> _What is being asked_
Read the material below and tally how many lines hold the word "title", giving the number and nothing else.
# START OF Data for processing
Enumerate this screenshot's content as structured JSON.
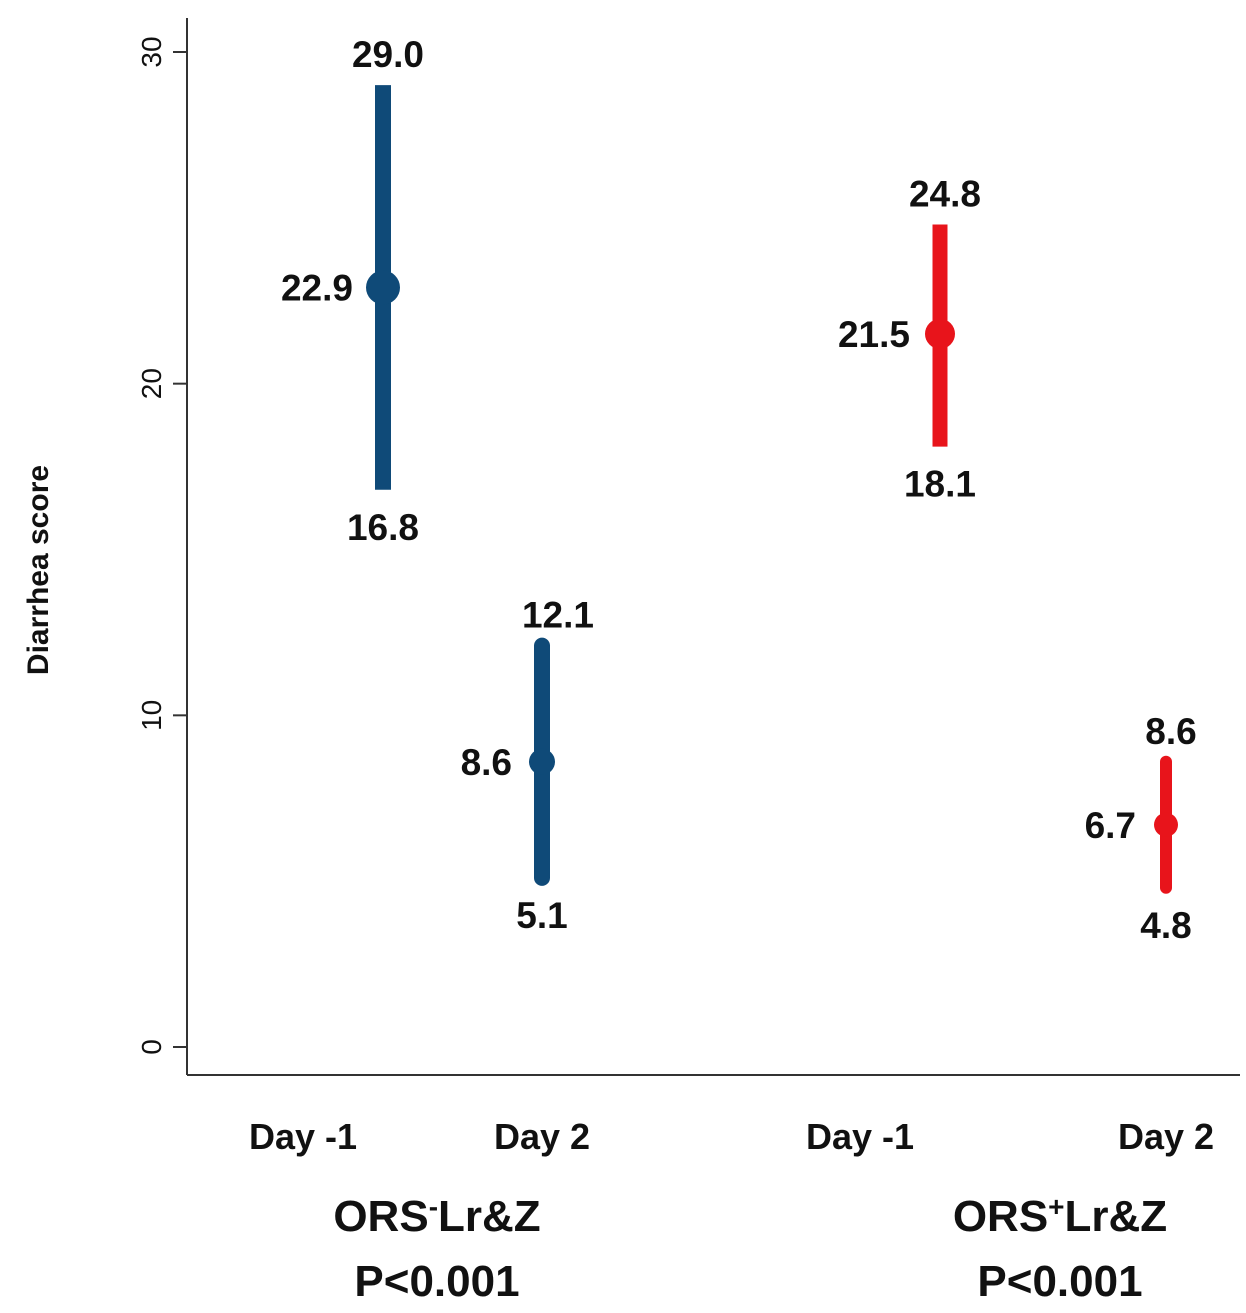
{
  "chart_data": {
    "type": "errorbar",
    "title": "",
    "xlabel": "",
    "ylabel": "Diarrhea score",
    "ylim": [
      0,
      30
    ],
    "yticks": [
      "0",
      "10",
      "20",
      "30"
    ],
    "grid": false,
    "legend": "none",
    "groups": [
      {
        "name_main": "ORS",
        "name_sup": "-",
        "name_rest": "Lr&Z",
        "pvalue": "P<0.001",
        "color": "#0f4a78",
        "points": [
          {
            "category": "Day -1",
            "mean": 22.9,
            "lower": 16.8,
            "upper": 29.0,
            "mean_label": "22.9",
            "lower_label": "16.8",
            "upper_label": "29.0"
          },
          {
            "category": "Day 2",
            "mean": 8.6,
            "lower": 5.1,
            "upper": 12.1,
            "mean_label": "8.6",
            "lower_label": "5.1",
            "upper_label": "12.1"
          }
        ]
      },
      {
        "name_main": "ORS",
        "name_sup": "+",
        "name_rest": "Lr&Z",
        "pvalue": "P<0.001",
        "color": "#e8141b",
        "points": [
          {
            "category": "Day -1",
            "mean": 21.5,
            "lower": 18.1,
            "upper": 24.8,
            "mean_label": "21.5",
            "lower_label": "18.1",
            "upper_label": "24.8"
          },
          {
            "category": "Day 2",
            "mean": 6.7,
            "lower": 4.8,
            "upper": 8.6,
            "mean_label": "6.7",
            "lower_label": "4.8",
            "upper_label": "8.6"
          }
        ]
      }
    ]
  }
}
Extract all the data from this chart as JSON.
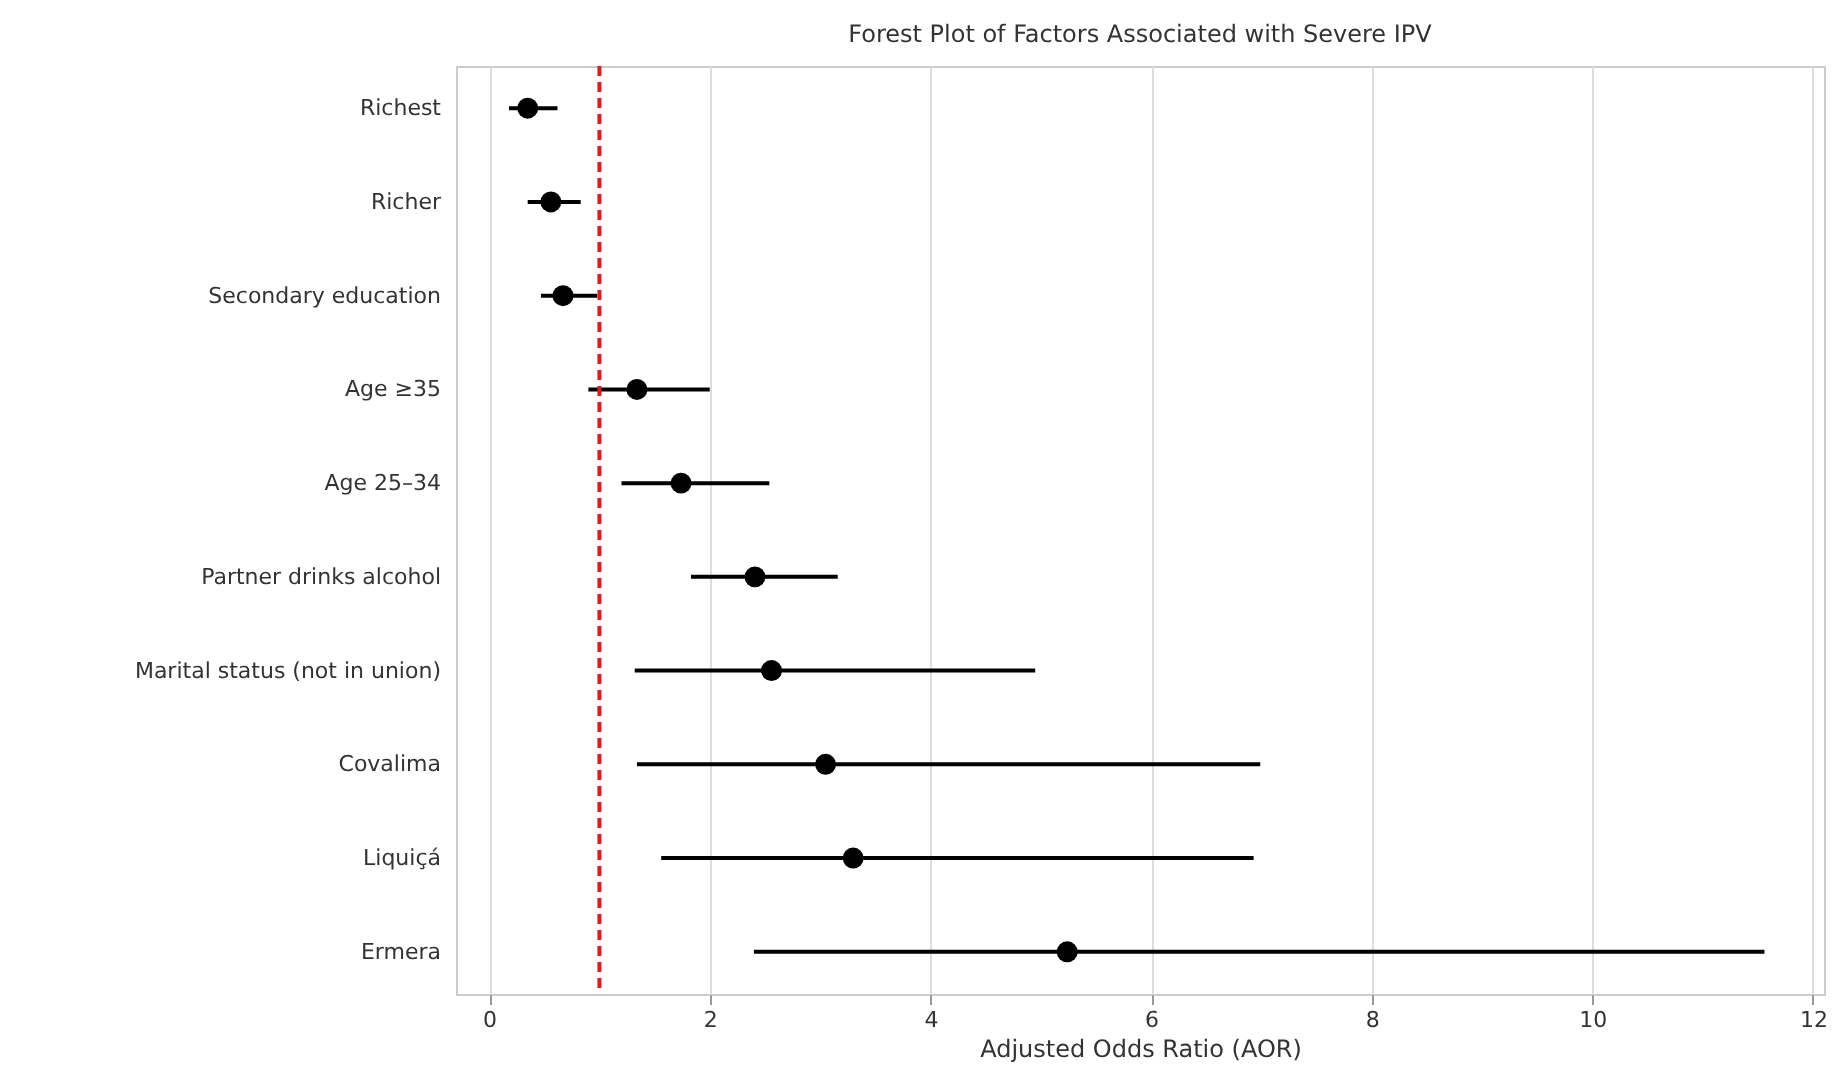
{
  "chart_data": {
    "type": "scatter",
    "orientation": "horizontal",
    "title": "Forest Plot of Factors Associated with Severe IPV",
    "xlabel": "Adjusted Odds Ratio (AOR)",
    "categories": [
      "Richest",
      "Richer",
      "Secondary education",
      "Age ≥35",
      "Age 25–34",
      "Partner drinks alcohol",
      "Marital status (not in union)",
      "Covalima",
      "Liquiçá",
      "Ermera"
    ],
    "series": [
      {
        "color": "#000000",
        "values": [
          0.35,
          0.56,
          0.67,
          1.34,
          1.74,
          2.41,
          2.56,
          3.05,
          3.3,
          5.24
        ],
        "errors": [
          [
            0.18,
            0.62
          ],
          [
            0.35,
            0.83
          ],
          [
            0.47,
            0.98
          ],
          [
            0.9,
            2.0
          ],
          [
            1.2,
            2.54
          ],
          [
            1.83,
            3.16
          ],
          [
            1.32,
            4.95
          ],
          [
            1.34,
            6.99
          ],
          [
            1.56,
            6.93
          ],
          [
            2.4,
            11.56
          ]
        ]
      }
    ],
    "xlim": [
      -0.3,
      12.1
    ],
    "xticks": [
      0,
      2,
      4,
      6,
      8,
      10,
      12
    ],
    "grid": "x",
    "marker": "circle",
    "ref_lines": [
      {
        "axis": "x",
        "value": 1,
        "color": "#e41a1c",
        "line_style": "dashed"
      }
    ]
  }
}
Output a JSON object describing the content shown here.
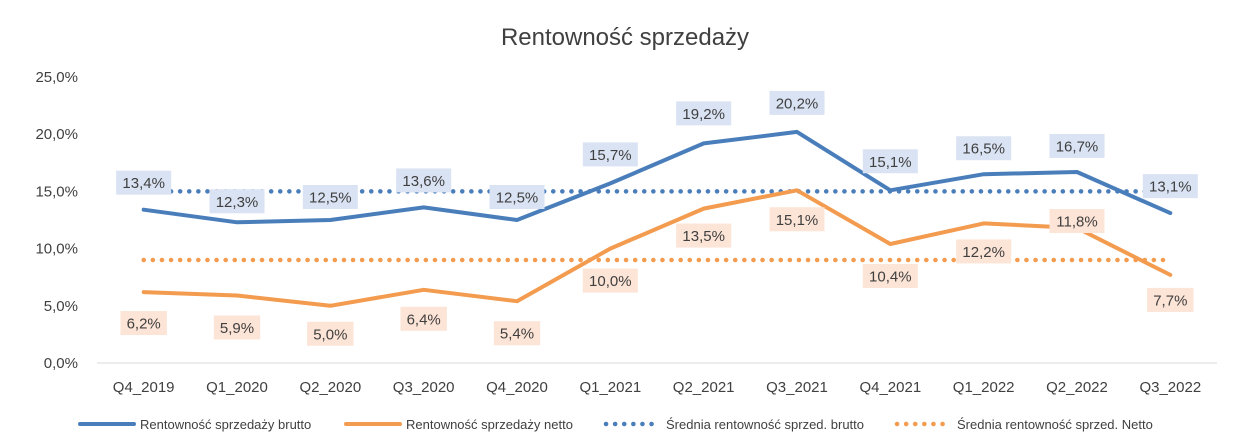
# END OF Data for processing
> _Correct output_
2